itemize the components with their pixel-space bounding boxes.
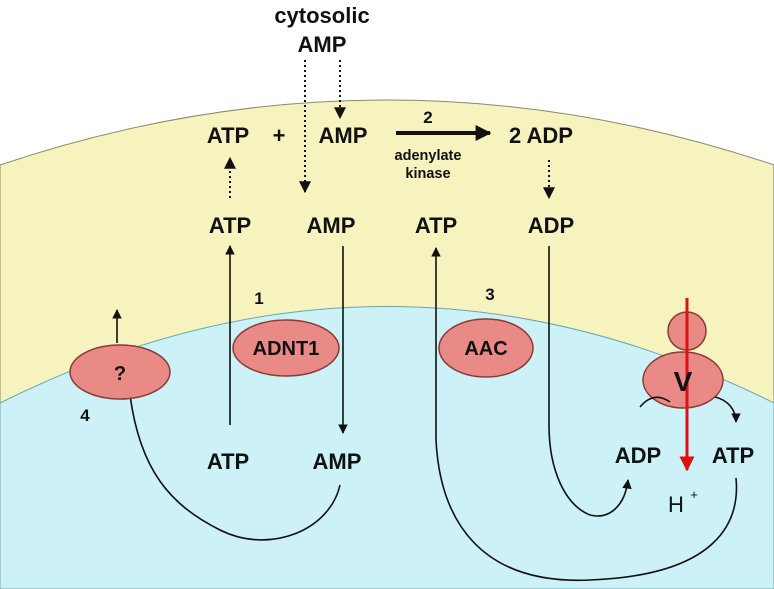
enzyme-label-line1: adenylate [395, 148, 462, 164]
aac-atp-export-arrow [431, 247, 738, 581]
matrix-amp: AMP [313, 449, 362, 474]
cytosolic-label: cytosolic [274, 3, 369, 28]
ims-atp-left: ATP [209, 213, 251, 238]
enzyme-label-line2: kinase [405, 166, 450, 182]
adnt1-label: ADNT1 [253, 338, 320, 360]
cytosolic-amp-label: AMP [298, 32, 347, 57]
reaction-plus: + [273, 123, 286, 148]
reaction-amp: AMP [319, 123, 368, 148]
carrier-number-3: 3 [485, 285, 494, 304]
matrix-atp: ATP [207, 449, 249, 474]
aac-label: AAC [464, 338, 507, 360]
reaction-atp: ATP [207, 123, 249, 148]
unknown-carrier-label: ? [114, 363, 126, 385]
adnt1-carrier [232, 319, 340, 377]
proton-charge: + [690, 487, 698, 502]
ims-atp-right: ATP [415, 213, 457, 238]
v-atpase-body [642, 351, 724, 409]
ims-amp: AMP [307, 213, 356, 238]
ims-adp: ADP [528, 213, 574, 238]
matrix-atp-right: ATP [712, 443, 754, 468]
proton-label: H [668, 492, 684, 517]
carrier-number-1: 1 [254, 289, 263, 308]
reaction-product: 2 ADP [509, 123, 573, 148]
matrix-adp: ADP [615, 443, 661, 468]
aac-carrier [438, 318, 534, 378]
carrier-number-4: 4 [80, 406, 90, 425]
aac-adp-import-arrow [548, 246, 632, 517]
v-atpase-in-curve [639, 396, 671, 408]
reaction-step-number: 2 [423, 108, 432, 127]
unknown-carrier [69, 344, 171, 400]
v-atpase-label: V [674, 366, 693, 397]
v-atpase-out-curve [714, 396, 741, 423]
amp-recycle-arrow [129, 394, 341, 541]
^^^^^^^^^^^^^^^^
Find how many lines in the listing hold "cytosolic", and reply with that number only.

Exercise result — 2